» **Problem description**
Reproduce the listing that follows with no differences at all.
:: Supplied records
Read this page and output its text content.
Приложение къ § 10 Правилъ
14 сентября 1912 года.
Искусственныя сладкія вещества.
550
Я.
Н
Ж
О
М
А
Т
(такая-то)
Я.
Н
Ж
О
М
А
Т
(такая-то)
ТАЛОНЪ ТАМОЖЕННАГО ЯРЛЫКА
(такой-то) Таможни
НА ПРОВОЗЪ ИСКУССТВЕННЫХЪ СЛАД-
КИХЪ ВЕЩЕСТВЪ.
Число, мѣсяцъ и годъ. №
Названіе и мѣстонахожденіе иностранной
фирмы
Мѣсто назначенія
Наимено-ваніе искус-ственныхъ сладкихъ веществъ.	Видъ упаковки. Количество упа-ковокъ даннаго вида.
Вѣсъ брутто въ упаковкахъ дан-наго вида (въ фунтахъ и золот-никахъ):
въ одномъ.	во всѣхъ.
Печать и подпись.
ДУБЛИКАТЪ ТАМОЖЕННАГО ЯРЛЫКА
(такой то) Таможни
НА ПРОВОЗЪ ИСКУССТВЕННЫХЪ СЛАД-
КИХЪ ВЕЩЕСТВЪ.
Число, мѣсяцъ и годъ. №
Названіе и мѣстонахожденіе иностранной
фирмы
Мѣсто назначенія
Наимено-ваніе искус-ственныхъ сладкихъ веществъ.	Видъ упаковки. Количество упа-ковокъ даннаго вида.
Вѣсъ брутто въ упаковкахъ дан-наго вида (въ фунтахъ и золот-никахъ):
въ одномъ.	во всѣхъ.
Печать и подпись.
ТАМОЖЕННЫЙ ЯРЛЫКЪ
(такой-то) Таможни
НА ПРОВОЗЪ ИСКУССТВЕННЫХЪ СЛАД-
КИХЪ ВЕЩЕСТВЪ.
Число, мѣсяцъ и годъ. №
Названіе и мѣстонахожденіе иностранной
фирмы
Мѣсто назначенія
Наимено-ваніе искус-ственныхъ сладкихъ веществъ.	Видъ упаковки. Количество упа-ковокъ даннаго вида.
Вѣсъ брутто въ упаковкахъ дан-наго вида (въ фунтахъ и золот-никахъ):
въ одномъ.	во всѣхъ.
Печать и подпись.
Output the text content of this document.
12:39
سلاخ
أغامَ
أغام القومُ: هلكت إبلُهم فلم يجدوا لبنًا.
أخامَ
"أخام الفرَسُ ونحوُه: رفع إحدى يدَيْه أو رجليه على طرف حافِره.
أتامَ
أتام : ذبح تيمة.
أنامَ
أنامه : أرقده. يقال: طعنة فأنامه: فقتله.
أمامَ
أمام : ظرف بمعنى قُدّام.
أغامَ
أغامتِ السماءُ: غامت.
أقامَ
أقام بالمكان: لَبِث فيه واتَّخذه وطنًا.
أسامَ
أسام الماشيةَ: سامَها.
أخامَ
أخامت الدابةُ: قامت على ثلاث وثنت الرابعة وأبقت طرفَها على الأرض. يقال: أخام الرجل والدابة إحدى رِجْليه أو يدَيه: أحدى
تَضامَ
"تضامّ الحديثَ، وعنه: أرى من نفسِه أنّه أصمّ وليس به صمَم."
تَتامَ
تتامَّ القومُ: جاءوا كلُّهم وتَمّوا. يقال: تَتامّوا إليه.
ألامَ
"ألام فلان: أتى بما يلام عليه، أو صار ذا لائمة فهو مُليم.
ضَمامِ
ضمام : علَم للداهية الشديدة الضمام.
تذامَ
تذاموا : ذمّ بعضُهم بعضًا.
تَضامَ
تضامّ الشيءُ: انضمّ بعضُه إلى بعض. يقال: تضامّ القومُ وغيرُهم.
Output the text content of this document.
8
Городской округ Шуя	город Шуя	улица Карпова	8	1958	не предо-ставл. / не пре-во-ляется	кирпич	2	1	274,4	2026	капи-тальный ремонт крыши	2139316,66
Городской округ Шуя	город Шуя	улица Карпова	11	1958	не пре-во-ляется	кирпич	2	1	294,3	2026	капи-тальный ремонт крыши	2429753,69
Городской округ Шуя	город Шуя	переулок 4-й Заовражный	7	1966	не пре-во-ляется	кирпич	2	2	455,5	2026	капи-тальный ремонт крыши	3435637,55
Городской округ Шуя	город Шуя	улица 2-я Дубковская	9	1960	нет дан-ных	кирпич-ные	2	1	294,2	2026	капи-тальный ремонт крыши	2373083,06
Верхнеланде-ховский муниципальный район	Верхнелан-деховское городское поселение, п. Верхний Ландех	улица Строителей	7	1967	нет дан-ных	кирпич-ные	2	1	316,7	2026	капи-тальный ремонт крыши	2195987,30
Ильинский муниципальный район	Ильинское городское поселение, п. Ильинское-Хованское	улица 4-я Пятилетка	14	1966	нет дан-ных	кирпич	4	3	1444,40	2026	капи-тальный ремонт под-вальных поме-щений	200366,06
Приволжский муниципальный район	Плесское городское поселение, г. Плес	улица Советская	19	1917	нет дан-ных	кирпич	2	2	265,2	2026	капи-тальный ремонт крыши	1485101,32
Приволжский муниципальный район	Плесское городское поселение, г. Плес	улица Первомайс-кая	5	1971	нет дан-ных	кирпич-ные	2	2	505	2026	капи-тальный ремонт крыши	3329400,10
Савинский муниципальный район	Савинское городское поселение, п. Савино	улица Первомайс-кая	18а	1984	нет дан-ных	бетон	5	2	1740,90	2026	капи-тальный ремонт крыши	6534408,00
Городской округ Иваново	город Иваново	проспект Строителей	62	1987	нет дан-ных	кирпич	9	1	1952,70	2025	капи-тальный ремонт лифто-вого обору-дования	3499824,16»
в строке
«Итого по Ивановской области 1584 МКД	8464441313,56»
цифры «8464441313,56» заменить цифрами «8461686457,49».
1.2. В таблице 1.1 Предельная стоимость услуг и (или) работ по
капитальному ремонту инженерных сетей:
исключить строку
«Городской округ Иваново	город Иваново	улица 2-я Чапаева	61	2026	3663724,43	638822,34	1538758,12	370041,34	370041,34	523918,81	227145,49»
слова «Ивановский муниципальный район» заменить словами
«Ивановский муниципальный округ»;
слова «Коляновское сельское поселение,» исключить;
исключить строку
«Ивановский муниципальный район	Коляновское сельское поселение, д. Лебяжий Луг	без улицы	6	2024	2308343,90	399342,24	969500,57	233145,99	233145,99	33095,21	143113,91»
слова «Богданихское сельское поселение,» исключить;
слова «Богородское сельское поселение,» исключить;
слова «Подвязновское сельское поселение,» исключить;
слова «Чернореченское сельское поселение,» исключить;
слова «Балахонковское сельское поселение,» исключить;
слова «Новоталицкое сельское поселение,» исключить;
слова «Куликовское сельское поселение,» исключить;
::::
» **Task answer**
Read this page and output its text content.
Приложение къ § 10 Правилъ
14 сентября 1912 года.
Искусственныя сладкія вещества.
550
Я.
Н
Ж
О
М
А
Т
(такая-то)
Я.
Н
Ж
О
М
А
Т
(такая-то)
ТАЛОНЪ ТАМОЖЕННАГО ЯРЛЫКА
(такой-то) Таможни
НА ПРОВОЗЪ ИСКУССТВЕННЫХЪ СЛАД-
КИХЪ ВЕЩЕСТВЪ.
Число, мѣсяцъ и годъ. №
Названіе и мѣстонахожденіе иностранной
фирмы
Мѣсто назначенія
Наимено-ваніе искус-ственныхъ сладкихъ веществъ.	Видъ упаковки. Количество упа-ковокъ даннаго вида.
Вѣсъ брутто въ упаковкахъ дан-наго вида (въ фунтахъ и золот-никахъ):
въ одномъ.	во всѣхъ.
Печать и подпись.
ДУБЛИКАТЪ ТАМОЖЕННАГО ЯРЛЫКА
(такой то) Таможни
НА ПРОВОЗЪ ИСКУССТВЕННЫХЪ СЛАД-
КИХЪ ВЕЩЕСТВЪ.
Число, мѣсяцъ и годъ. №
Названіе и мѣстонахожденіе иностранной
фирмы
Мѣсто назначенія
Наимено-ваніе искус-ственныхъ сладкихъ веществъ.	Видъ упаковки. Количество упа-ковокъ даннаго вида.
Вѣсъ брутто въ упаковкахъ дан-наго вида (въ фунтахъ и золот-никахъ):
въ одномъ.	во всѣхъ.
Печать и подпись.
ТАМОЖЕННЫЙ ЯРЛЫКЪ
(такой-то) Таможни
НА ПРОВОЗЪ ИСКУССТВЕННЫХЪ СЛАД-
КИХЪ ВЕЩЕСТВЪ.
Число, мѣсяцъ и годъ. №
Названіе и мѣстонахожденіе иностранной
фирмы
Мѣсто назначенія
Наимено-ваніе искус-ственныхъ сладкихъ веществъ.	Видъ упаковки. Количество упа-ковокъ даннаго вида.
Вѣсъ брутто въ упаковкахъ дан-наго вида (въ фунтахъ и золот-никахъ):
въ одномъ.	во всѣхъ.
Печать и подпись.
Output the text content of this document.
12:39
سلاخ
أغامَ
أغام القومُ: هلكت إبلُهم فلم يجدوا لبنًا.
أخامَ
"أخام الفرَسُ ونحوُه: رفع إحدى يدَيْه أو رجليه على طرف حافِره.
أتامَ
أتام : ذبح تيمة.
أنامَ
أنامه : أرقده. يقال: طعنة فأنامه: فقتله.
أمامَ
أمام : ظرف بمعنى قُدّام.
أغامَ
أغامتِ السماءُ: غامت.
أقامَ
أقام بالمكان: لَبِث فيه واتَّخذه وطنًا.
أسامَ
أسام الماشيةَ: سامَها.
أخامَ
أخامت الدابةُ: قامت على ثلاث وثنت الرابعة وأبقت طرفَها على الأرض. يقال: أخام الرجل والدابة إحدى رِجْليه أو يدَيه: أحدى
تَضامَ
"تضامّ الحديثَ، وعنه: أرى من نفسِه أنّه أصمّ وليس به صمَم."
تَتامَ
تتامَّ القومُ: جاءوا كلُّهم وتَمّوا. يقال: تَتامّوا إليه.
ألامَ
"ألام فلان: أتى بما يلام عليه، أو صار ذا لائمة فهو مُليم.
ضَمامِ
ضمام : علَم للداهية الشديدة الضمام.
تذامَ
تذاموا : ذمّ بعضُهم بعضًا.
تَضامَ
تضامّ الشيءُ: انضمّ بعضُه إلى بعض. يقال: تضامّ القومُ وغيرُهم.
Output the text content of this document.
8
Городской округ Шуя	город Шуя	улица Карпова	8	1958	не предо-ставл. / не пре-во-ляется	кирпич	2	1	274,4	2026	капи-тальный ремонт крыши	2139316,66
Городской округ Шуя	город Шуя	улица Карпова	11	1958	не пре-во-ляется	кирпич	2	1	294,3	2026	капи-тальный ремонт крыши	2429753,69
Городской округ Шуя	город Шуя	переулок 4-й Заовражный	7	1966	не пре-во-ляется	кирпич	2	2	455,5	2026	капи-тальный ремонт крыши	3435637,55
Городской округ Шуя	город Шуя	улица 2-я Дубковская	9	1960	нет дан-ных	кирпич-ные	2	1	294,2	2026	капи-тальный ремонт крыши	2373083,06
Верхнеланде-ховский муниципальный район	Верхнелан-деховское городское поселение, п. Верхний Ландех	улица Строителей	7	1967	нет дан-ных	кирпич-ные	2	1	316,7	2026	капи-тальный ремонт крыши	2195987,30
Ильинский муниципальный район	Ильинское городское поселение, п. Ильинское-Хованское	улица 4-я Пятилетка	14	1966	нет дан-ных	кирпич	4	3	1444,40	2026	капи-тальный ремонт под-вальных поме-щений	200366,06
Приволжский муниципальный район	Плесское городское поселение, г. Плес	улица Советская	19	1917	нет дан-ных	кирпич	2	2	265,2	2026	капи-тальный ремонт крыши	1485101,32
Приволжский муниципальный район	Плесское городское поселение, г. Плес	улица Первомайс-кая	5	1971	нет дан-ных	кирпич-ные	2	2	505	2026	капи-тальный ремонт крыши	3329400,10
Савинский муниципальный район	Савинское городское поселение, п. Савино	улица Первомайс-кая	18а	1984	нет дан-ных	бетон	5	2	1740,90	2026	капи-тальный ремонт крыши	6534408,00
Городской округ Иваново	город Иваново	проспект Строителей	62	1987	нет дан-ных	кирпич	9	1	1952,70	2025	капи-тальный ремонт лифто-вого обору-дования	3499824,16»
в строке
«Итого по Ивановской области 1584 МКД	8464441313,56»
цифры «8464441313,56» заменить цифрами «8461686457,49».
1.2. В таблице 1.1 Предельная стоимость услуг и (или) работ по
капитальному ремонту инженерных сетей:
исключить строку
«Городской округ Иваново	город Иваново	улица 2-я Чапаева	61	2026	3663724,43	638822,34	1538758,12	370041,34	370041,34	523918,81	227145,49»
слова «Ивановский муниципальный район» заменить словами
«Ивановский муниципальный округ»;
слова «Коляновское сельское поселение,» исключить;
исключить строку
«Ивановский муниципальный район	Коляновское сельское поселение, д. Лебяжий Луг	без улицы	6	2024	2308343,90	399342,24	969500,57	233145,99	233145,99	33095,21	143113,91»
слова «Богданихское сельское поселение,» исключить;
слова «Богородское сельское поселение,» исключить;
слова «Подвязновское сельское поселение,» исключить;
слова «Чернореченское сельское поселение,» исключить;
слова «Балахонковское сельское поселение,» исключить;
слова «Новоталицкое сельское поселение,» исключить;
слова «Куликовское сельское поселение,» исключить;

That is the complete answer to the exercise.